■ Records for this exercise:
▬▬▬▬▬▬

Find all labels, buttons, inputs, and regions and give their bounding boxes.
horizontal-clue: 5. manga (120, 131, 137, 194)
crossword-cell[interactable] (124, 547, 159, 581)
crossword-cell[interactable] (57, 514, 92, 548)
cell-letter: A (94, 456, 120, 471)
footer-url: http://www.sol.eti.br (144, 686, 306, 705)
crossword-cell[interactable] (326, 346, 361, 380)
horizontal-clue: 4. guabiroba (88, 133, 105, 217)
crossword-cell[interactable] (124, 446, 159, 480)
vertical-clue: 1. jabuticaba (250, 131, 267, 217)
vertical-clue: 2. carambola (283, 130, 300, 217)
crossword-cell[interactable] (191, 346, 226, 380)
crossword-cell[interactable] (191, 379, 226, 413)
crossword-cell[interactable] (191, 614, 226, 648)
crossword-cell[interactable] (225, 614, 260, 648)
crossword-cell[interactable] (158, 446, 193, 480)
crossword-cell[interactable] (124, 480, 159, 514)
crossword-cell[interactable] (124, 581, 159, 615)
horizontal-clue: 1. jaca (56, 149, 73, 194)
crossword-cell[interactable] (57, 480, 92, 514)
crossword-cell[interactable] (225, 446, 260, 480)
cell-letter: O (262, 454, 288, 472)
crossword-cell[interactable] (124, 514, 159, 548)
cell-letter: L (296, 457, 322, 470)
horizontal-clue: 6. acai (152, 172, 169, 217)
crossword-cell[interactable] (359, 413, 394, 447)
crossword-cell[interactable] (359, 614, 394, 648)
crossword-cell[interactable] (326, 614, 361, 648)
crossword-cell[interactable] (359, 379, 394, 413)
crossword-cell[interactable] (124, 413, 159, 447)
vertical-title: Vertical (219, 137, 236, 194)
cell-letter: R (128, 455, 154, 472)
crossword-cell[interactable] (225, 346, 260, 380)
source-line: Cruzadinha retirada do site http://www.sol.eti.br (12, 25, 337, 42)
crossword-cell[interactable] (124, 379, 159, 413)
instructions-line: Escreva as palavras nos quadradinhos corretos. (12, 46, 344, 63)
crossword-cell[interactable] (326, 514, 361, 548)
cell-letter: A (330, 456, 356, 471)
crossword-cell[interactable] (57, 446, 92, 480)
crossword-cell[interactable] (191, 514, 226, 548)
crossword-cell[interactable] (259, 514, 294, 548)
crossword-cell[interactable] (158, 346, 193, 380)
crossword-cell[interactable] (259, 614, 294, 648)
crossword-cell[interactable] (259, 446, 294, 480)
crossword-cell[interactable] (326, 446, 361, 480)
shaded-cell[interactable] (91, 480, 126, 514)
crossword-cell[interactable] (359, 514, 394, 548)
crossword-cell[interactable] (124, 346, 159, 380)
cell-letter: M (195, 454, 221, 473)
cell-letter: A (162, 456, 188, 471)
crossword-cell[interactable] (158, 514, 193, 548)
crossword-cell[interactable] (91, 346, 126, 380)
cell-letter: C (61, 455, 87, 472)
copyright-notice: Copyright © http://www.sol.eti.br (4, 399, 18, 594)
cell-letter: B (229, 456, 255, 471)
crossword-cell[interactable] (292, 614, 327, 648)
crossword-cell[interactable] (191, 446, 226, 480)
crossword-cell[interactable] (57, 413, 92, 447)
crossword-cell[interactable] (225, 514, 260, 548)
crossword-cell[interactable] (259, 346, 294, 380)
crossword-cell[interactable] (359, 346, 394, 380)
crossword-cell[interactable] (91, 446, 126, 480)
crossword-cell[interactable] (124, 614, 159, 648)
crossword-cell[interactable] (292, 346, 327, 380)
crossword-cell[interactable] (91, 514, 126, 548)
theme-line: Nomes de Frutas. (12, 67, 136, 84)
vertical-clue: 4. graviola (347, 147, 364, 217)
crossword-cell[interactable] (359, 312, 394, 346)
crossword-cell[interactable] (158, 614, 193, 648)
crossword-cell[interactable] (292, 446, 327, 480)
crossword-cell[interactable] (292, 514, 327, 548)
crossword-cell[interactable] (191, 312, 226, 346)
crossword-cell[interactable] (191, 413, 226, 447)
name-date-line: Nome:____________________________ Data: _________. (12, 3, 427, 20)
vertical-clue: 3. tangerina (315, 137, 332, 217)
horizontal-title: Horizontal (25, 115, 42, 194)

▬▬▬▬▬▬

Copy out every line above without changing anything.

Find all labels, buttons, inputs, and regions and give their bounding boxes.
horizontal-clue: 5. manga (120, 131, 137, 194)
crossword-cell[interactable] (124, 547, 159, 581)
crossword-cell[interactable] (57, 514, 92, 548)
cell-letter: A (94, 456, 120, 471)
footer-url: http://www.sol.eti.br (144, 686, 306, 705)
crossword-cell[interactable] (326, 346, 361, 380)
horizontal-clue: 4. guabiroba (88, 133, 105, 217)
crossword-cell[interactable] (124, 446, 159, 480)
vertical-clue: 1. jabuticaba (250, 131, 267, 217)
vertical-clue: 2. carambola (283, 130, 300, 217)
crossword-cell[interactable] (191, 346, 226, 380)
crossword-cell[interactable] (191, 379, 226, 413)
crossword-cell[interactable] (191, 614, 226, 648)
crossword-cell[interactable] (225, 614, 260, 648)
crossword-cell[interactable] (158, 446, 193, 480)
crossword-cell[interactable] (124, 480, 159, 514)
crossword-cell[interactable] (124, 581, 159, 615)
horizontal-clue: 1. jaca (56, 149, 73, 194)
crossword-cell[interactable] (57, 480, 92, 514)
crossword-cell[interactable] (225, 446, 260, 480)
cell-letter: O (262, 454, 288, 472)
crossword-cell[interactable] (124, 514, 159, 548)
cell-letter: L (296, 457, 322, 470)
horizontal-clue: 6. acai (152, 172, 169, 217)
crossword-cell[interactable] (359, 413, 394, 447)
crossword-cell[interactable] (359, 614, 394, 648)
crossword-cell[interactable] (326, 614, 361, 648)
crossword-cell[interactable] (359, 379, 394, 413)
crossword-cell[interactable] (124, 413, 159, 447)
vertical-title: Vertical (219, 137, 236, 194)
cell-letter: R (128, 455, 154, 472)
crossword-cell[interactable] (225, 346, 260, 380)
source-line: Cruzadinha retirada do site http://www.sol.eti.br (12, 25, 337, 42)
crossword-cell[interactable] (124, 379, 159, 413)
instructions-line: Escreva as palavras nos quadradinhos corretos. (12, 46, 344, 63)
crossword-cell[interactable] (326, 514, 361, 548)
cell-letter: A (330, 456, 356, 471)
crossword-cell[interactable] (57, 446, 92, 480)
crossword-cell[interactable] (191, 514, 226, 548)
crossword-cell[interactable] (259, 514, 294, 548)
crossword-cell[interactable] (158, 346, 193, 380)
crossword-cell[interactable] (259, 614, 294, 648)
crossword-cell[interactable] (259, 446, 294, 480)
crossword-cell[interactable] (326, 446, 361, 480)
shaded-cell[interactable] (91, 480, 126, 514)
crossword-cell[interactable] (359, 514, 394, 548)
crossword-cell[interactable] (124, 346, 159, 380)
cell-letter: M (195, 454, 221, 473)
cell-letter: A (162, 456, 188, 471)
crossword-cell[interactable] (158, 514, 193, 548)
crossword-cell[interactable] (91, 346, 126, 380)
cell-letter: C (61, 455, 87, 472)
copyright-notice: Copyright © http://www.sol.eti.br (4, 399, 18, 594)
cell-letter: B (229, 456, 255, 471)
crossword-cell[interactable] (292, 614, 327, 648)
crossword-cell[interactable] (191, 446, 226, 480)
crossword-cell[interactable] (57, 413, 92, 447)
crossword-cell[interactable] (225, 514, 260, 548)
crossword-cell[interactable] (259, 346, 294, 380)
crossword-cell[interactable] (359, 346, 394, 380)
crossword-cell[interactable] (91, 446, 126, 480)
crossword-cell[interactable] (124, 614, 159, 648)
crossword-cell[interactable] (292, 346, 327, 380)
crossword-cell[interactable] (91, 514, 126, 548)
theme-line: Nomes de Frutas. (12, 67, 136, 84)
vertical-clue: 4. graviola (347, 147, 364, 217)
crossword-cell[interactable] (359, 312, 394, 346)
crossword-cell[interactable] (158, 614, 193, 648)
crossword-cell[interactable] (292, 446, 327, 480)
crossword-cell[interactable] (292, 514, 327, 548)
crossword-cell[interactable] (191, 312, 226, 346)
crossword-cell[interactable] (191, 413, 226, 447)
name-date-line: Nome:____________________________ Data: _________. (12, 3, 427, 20)
vertical-clue: 3. tangerina (315, 137, 332, 217)
horizontal-title: Horizontal (25, 115, 42, 194)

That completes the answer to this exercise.